• Materials provided:
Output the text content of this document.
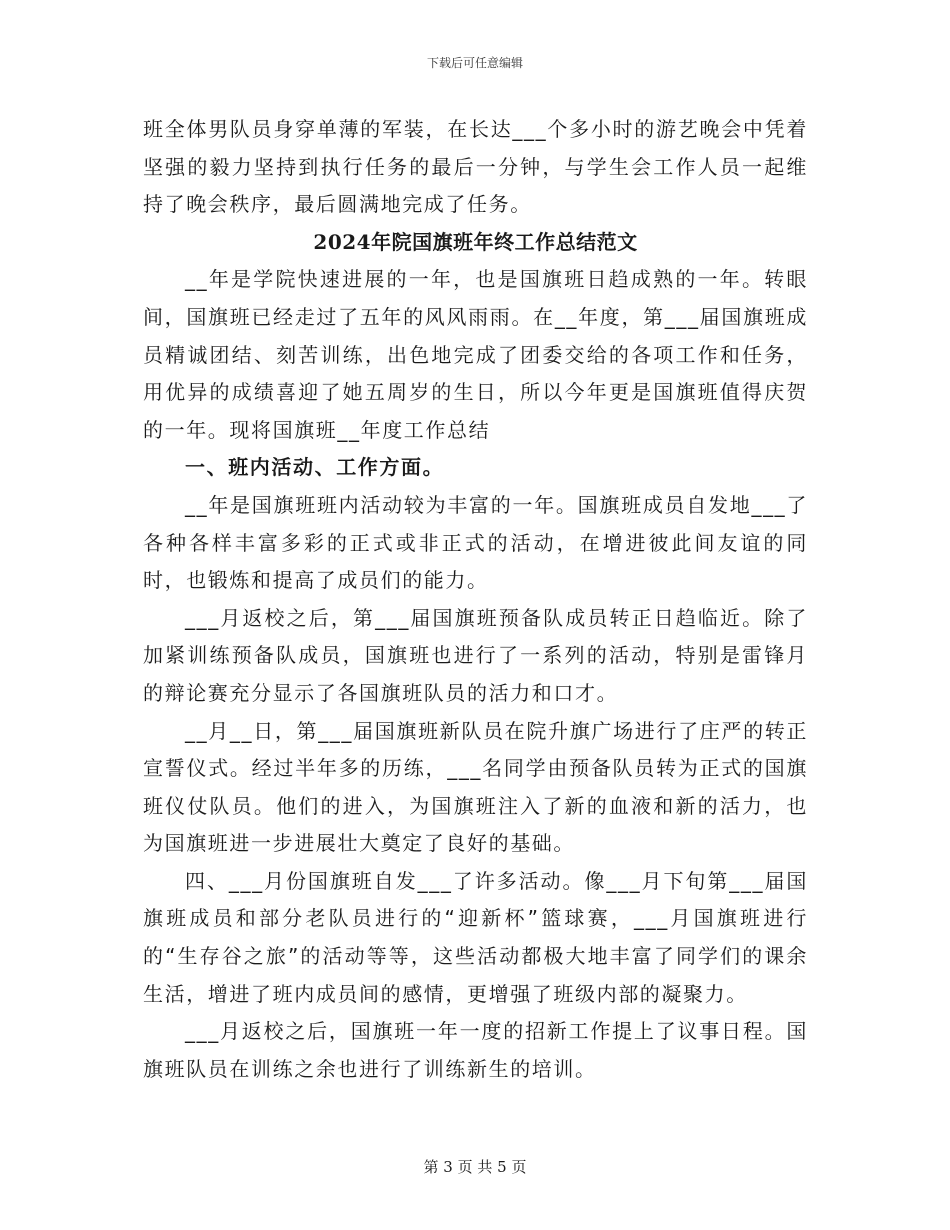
下载后可任意编辑

班全体男队员身穿单薄的军装，在长达___个多小时的游艺晚会中凭着坚强的毅力坚持到执行任务的最后一分钟，与学生会工作人员一起维持了晚会秩序，最后圆满地完成了任务。

2024年院国旗班年终工作总结范文

__年是学院快速进展的一年，也是国旗班日趋成熟的一年。转眼间，国旗班已经走过了五年的风风雨雨。在__年度，第___届国旗班成员精诚团结、刻苦训练，出色地完成了团委交给的各项工作和任务，用优异的成绩喜迎了她五周岁的生日，所以今年更是国旗班值得庆贺的一年。现将国旗班__年度工作总结

一、班内活动、工作方面。

__年是国旗班班内活动较为丰富的一年。国旗班成员自发地___了各种各样丰富多彩的正式或非正式的活动，在增进彼此间友谊的同时，也锻炼和提高了成员们的能力。

___月返校之后，第___届国旗班预备队成员转正日趋临近。除了加紧训练预备队成员，国旗班也进行了一系列的活动，特别是雷锋月的辩论赛充分显示了各国旗班队员的活力和口才。

__月__日，第___届国旗班新队员在院升旗广场进行了庄严的转正宣誓仪式。经过半年多的历练，___名同学由预备队员转为正式的国旗班仪仗队员。他们的进入，为国旗班注入了新的血液和新的活力，也为国旗班进一步进展壮大奠定了良好的基础。

四、___月份国旗班自发___了许多活动。像___月下旬第___届国旗班成员和部分老队员进行的“迎新杯”篮球赛，___月国旗班进行的“生存谷之旅”的活动等等，这些活动都极大地丰富了同学们的课余生活，增进了班内成员间的感情，更增强了班级内部的凝聚力。

___月返校之后，国旗班一年一度的招新工作提上了议事日程。国旗班队员在训练之余也进行了训练新生的培训。

第 3 页 共 5 页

• Task requirements:
Transcribe every entry word for word, but skip the pictures.

• Result of the task:
Output the text content of this document.
下载后可任意编辑

班全体男队员身穿单薄的军装，在长达___个多小时的游艺晚会中凭着坚强的毅力坚持到执行任务的最后一分钟，与学生会工作人员一起维持了晚会秩序，最后圆满地完成了任务。

2024年院国旗班年终工作总结范文

__年是学院快速进展的一年，也是国旗班日趋成熟的一年。转眼间，国旗班已经走过了五年的风风雨雨。在__年度，第___届国旗班成员精诚团结、刻苦训练，出色地完成了团委交给的各项工作和任务，用优异的成绩喜迎了她五周岁的生日，所以今年更是国旗班值得庆贺的一年。现将国旗班__年度工作总结

一、班内活动、工作方面。

__年是国旗班班内活动较为丰富的一年。国旗班成员自发地___了各种各样丰富多彩的正式或非正式的活动，在增进彼此间友谊的同时，也锻炼和提高了成员们的能力。

___月返校之后，第___届国旗班预备队成员转正日趋临近。除了加紧训练预备队成员，国旗班也进行了一系列的活动，特别是雷锋月的辩论赛充分显示了各国旗班队员的活力和口才。

__月__日，第___届国旗班新队员在院升旗广场进行了庄严的转正宣誓仪式。经过半年多的历练，___名同学由预备队员转为正式的国旗班仪仗队员。他们的进入，为国旗班注入了新的血液和新的活力，也为国旗班进一步进展壮大奠定了良好的基础。

四、___月份国旗班自发___了许多活动。像___月下旬第___届国旗班成员和部分老队员进行的“迎新杯”篮球赛，___月国旗班进行的“生存谷之旅”的活动等等，这些活动都极大地丰富了同学们的课余生活，增进了班内成员间的感情，更增强了班级内部的凝聚力。

___月返校之后，国旗班一年一度的招新工作提上了议事日程。国旗班队员在训练之余也进行了训练新生的培训。

第 3 页 共 5 页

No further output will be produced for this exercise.